Excerpt from a dataset
——
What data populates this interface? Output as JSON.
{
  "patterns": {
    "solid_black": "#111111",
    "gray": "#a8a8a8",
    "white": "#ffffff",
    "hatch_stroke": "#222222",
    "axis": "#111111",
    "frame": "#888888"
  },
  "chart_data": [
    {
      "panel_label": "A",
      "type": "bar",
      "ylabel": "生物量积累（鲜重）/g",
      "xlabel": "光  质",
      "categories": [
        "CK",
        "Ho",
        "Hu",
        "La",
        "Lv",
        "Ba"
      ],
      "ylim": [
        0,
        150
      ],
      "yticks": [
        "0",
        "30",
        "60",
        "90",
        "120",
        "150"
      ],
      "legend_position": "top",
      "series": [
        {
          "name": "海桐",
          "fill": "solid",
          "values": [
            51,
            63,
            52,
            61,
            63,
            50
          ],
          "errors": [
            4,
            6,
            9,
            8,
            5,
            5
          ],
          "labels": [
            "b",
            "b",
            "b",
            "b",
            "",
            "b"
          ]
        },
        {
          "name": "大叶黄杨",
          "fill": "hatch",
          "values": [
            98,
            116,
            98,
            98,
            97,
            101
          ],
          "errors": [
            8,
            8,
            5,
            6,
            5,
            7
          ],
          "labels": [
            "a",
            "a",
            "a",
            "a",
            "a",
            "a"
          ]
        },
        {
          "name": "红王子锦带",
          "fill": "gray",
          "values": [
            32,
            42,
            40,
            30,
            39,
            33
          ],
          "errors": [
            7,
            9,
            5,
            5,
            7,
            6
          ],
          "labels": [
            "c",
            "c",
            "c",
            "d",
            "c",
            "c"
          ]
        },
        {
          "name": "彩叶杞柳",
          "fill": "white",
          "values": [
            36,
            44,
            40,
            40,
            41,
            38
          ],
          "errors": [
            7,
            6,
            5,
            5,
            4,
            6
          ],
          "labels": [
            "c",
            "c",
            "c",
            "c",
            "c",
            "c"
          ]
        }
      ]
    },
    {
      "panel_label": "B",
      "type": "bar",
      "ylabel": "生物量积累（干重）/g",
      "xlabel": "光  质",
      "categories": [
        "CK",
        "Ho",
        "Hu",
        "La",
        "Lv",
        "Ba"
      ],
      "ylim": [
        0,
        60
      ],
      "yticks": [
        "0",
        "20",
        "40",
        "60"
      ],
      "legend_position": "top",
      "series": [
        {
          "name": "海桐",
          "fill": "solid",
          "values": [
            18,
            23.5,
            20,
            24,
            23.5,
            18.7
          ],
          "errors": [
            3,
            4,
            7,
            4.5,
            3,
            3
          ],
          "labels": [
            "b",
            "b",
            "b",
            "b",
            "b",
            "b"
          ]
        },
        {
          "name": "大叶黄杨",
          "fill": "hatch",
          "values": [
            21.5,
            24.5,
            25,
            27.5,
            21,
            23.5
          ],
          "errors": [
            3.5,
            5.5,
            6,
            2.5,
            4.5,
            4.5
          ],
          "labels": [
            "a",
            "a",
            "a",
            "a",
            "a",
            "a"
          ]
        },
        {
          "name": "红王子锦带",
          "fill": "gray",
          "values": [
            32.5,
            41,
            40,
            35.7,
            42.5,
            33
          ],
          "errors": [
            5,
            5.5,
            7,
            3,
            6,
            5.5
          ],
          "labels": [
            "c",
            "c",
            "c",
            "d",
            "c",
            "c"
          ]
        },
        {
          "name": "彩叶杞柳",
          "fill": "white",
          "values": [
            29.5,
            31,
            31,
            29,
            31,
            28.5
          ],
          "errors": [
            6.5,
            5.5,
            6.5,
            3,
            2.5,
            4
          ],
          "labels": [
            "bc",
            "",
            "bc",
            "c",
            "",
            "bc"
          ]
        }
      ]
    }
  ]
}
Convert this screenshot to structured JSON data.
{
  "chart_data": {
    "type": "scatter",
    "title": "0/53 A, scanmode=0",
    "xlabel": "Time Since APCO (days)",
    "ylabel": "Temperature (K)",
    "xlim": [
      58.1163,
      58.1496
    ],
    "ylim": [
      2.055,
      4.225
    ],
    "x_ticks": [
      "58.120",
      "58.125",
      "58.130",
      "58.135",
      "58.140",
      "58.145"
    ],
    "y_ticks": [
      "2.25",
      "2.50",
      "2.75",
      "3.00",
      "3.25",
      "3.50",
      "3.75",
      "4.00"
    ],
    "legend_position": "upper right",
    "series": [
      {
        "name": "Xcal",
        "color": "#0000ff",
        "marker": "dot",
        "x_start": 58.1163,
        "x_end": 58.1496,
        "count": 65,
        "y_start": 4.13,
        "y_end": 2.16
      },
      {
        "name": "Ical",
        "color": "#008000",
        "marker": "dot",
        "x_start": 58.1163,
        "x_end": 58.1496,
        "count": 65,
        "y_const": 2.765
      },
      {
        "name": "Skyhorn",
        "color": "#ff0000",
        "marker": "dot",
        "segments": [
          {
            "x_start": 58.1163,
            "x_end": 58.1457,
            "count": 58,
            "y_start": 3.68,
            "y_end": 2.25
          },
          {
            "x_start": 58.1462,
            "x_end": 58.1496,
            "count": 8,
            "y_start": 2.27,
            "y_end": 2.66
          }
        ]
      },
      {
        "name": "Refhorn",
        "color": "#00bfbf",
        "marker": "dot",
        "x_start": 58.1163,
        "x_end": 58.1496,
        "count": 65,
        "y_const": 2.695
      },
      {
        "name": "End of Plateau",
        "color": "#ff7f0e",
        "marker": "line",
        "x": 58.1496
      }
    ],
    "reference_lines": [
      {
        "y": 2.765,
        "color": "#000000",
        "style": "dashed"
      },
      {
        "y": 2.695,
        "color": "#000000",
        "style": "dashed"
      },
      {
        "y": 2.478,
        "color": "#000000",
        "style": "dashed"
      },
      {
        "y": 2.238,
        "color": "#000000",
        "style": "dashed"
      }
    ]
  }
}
——
Check each line of the records above for "this", and copy those that have it.

What data populates this interface? Output as JSON.
Convert this screenshot to structured JSON data.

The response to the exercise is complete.